* [Extracts from a graphics dataset]:
◇ ◇ ◇ ◇ ◇ ◇ ◇
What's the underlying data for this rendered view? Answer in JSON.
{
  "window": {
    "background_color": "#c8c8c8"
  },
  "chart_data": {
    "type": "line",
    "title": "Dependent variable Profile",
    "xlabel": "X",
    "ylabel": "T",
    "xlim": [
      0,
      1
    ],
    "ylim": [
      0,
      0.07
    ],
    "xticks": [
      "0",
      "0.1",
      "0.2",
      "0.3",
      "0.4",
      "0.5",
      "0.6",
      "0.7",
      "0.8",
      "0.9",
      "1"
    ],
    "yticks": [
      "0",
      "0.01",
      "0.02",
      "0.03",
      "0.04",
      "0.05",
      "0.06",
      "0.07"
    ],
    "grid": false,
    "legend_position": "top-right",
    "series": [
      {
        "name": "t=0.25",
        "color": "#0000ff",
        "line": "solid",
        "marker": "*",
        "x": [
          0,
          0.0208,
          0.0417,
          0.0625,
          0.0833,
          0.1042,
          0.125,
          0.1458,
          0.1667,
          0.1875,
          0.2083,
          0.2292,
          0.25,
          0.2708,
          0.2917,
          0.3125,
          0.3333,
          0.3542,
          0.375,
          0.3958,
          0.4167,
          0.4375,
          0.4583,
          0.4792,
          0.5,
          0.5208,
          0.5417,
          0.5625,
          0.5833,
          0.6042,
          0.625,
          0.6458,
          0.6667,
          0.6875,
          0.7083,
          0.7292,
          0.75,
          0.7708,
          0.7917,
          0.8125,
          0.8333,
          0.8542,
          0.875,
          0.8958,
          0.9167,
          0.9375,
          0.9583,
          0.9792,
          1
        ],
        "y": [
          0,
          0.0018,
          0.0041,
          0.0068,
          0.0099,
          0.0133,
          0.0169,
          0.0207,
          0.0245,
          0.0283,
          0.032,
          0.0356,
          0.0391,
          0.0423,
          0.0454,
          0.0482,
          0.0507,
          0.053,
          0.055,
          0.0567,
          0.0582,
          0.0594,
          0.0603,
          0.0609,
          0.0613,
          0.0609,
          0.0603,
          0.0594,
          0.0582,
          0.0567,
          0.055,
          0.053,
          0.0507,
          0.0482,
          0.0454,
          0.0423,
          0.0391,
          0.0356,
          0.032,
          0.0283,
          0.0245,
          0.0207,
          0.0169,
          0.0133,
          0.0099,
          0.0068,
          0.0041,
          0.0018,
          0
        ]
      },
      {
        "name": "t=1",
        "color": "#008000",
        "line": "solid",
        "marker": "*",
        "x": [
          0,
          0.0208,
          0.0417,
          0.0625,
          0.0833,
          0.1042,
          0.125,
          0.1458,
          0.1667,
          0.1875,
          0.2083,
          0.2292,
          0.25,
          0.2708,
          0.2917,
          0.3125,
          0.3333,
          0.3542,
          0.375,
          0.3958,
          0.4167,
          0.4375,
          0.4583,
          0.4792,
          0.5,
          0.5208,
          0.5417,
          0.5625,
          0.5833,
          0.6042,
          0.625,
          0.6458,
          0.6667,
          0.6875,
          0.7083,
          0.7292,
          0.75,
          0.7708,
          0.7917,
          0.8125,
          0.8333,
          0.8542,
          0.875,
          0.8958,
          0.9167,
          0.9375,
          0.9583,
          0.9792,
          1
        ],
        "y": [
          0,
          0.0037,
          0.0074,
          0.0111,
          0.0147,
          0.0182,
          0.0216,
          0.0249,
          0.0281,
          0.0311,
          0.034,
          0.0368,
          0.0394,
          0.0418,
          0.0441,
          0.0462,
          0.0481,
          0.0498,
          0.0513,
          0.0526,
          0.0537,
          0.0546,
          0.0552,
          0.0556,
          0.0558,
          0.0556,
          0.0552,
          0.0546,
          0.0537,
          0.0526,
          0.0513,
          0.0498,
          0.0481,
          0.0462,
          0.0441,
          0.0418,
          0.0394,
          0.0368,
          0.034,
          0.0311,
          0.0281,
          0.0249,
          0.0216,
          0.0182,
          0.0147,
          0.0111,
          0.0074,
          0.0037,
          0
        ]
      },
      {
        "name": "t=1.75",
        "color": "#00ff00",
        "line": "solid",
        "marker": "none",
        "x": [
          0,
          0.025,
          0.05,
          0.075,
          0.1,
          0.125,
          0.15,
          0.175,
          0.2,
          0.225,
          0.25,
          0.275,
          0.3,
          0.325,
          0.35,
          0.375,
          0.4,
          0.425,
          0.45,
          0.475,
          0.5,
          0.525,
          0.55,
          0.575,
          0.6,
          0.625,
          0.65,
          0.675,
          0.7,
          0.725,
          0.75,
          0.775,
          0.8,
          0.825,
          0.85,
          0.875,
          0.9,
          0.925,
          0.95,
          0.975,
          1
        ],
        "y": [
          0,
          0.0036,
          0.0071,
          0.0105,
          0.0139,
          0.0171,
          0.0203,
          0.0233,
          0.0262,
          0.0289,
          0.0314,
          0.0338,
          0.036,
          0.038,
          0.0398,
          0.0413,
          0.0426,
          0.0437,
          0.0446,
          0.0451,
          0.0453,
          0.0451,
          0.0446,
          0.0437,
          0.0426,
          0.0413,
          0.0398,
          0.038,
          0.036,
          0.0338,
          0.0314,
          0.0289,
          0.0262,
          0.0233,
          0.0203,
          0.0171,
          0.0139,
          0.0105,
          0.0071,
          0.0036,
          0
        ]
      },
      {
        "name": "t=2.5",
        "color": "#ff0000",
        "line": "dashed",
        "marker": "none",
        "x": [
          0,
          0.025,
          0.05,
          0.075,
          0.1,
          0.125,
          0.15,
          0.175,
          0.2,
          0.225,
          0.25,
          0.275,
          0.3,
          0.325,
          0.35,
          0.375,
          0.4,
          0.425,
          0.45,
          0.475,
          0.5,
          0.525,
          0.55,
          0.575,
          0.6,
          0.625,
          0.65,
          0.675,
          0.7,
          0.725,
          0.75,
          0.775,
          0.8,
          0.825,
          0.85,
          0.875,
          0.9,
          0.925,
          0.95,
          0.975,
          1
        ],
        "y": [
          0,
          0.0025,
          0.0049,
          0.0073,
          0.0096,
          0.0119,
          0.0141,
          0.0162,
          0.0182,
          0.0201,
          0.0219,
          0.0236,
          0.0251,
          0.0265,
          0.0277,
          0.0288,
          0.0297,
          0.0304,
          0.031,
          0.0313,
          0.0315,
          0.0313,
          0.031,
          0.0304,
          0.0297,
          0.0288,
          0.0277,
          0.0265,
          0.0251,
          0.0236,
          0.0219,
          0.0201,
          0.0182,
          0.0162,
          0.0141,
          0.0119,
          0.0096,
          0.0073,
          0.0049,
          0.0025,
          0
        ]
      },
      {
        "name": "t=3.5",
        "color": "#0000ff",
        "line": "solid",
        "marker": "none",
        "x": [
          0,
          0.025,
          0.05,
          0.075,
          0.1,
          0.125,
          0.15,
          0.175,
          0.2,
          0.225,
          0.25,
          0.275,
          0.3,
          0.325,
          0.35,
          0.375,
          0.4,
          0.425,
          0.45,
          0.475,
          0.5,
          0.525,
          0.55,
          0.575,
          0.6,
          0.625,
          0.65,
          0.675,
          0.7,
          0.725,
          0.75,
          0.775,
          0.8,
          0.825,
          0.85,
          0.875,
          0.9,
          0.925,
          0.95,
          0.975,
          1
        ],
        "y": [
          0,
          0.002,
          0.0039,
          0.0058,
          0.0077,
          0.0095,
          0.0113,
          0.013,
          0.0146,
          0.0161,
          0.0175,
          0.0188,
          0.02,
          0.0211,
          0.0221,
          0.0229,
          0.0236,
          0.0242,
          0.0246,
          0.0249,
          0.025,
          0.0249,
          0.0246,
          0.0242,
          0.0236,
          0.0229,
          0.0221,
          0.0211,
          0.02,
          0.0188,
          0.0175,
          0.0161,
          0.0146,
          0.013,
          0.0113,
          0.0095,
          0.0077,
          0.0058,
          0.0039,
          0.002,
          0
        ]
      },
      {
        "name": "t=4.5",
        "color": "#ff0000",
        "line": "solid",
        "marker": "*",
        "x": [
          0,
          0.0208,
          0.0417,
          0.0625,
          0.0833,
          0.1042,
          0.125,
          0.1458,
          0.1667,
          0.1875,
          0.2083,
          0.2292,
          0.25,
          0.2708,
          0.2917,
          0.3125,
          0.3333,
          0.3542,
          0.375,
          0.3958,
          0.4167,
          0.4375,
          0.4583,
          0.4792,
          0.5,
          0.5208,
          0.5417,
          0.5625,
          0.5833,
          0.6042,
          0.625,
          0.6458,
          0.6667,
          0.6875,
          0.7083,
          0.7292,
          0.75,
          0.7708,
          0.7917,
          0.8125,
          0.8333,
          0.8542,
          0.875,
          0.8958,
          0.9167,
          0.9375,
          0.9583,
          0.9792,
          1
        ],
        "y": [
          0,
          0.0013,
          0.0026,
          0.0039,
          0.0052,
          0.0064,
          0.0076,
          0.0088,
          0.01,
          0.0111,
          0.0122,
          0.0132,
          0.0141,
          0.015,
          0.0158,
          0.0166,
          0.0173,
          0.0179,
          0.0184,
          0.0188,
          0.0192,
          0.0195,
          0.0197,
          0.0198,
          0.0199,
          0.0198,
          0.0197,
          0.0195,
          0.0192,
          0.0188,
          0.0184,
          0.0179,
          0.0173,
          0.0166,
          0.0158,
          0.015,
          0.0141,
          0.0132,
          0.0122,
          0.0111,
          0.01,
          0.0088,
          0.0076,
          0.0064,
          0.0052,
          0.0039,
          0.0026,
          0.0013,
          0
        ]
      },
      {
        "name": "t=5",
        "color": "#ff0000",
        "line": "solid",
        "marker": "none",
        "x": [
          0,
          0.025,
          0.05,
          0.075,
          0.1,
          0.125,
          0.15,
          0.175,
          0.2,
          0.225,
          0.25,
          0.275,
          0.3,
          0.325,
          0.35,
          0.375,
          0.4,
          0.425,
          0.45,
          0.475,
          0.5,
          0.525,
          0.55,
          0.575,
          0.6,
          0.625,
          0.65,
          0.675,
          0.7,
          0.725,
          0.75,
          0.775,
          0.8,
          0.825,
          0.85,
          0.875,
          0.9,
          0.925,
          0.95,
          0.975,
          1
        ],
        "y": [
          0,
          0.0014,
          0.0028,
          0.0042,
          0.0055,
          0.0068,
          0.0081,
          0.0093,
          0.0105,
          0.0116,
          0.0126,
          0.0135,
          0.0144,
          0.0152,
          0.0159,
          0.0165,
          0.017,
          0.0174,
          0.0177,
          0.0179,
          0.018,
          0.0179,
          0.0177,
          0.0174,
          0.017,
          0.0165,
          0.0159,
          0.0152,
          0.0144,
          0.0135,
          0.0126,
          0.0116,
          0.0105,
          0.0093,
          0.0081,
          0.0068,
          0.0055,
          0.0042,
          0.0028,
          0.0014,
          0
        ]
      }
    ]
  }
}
◇ ◇ ◇ ◇ ◇ ◇ ◇
* [Objective]:
Report only the count of lines that include the string "name".

* [Full output]:
7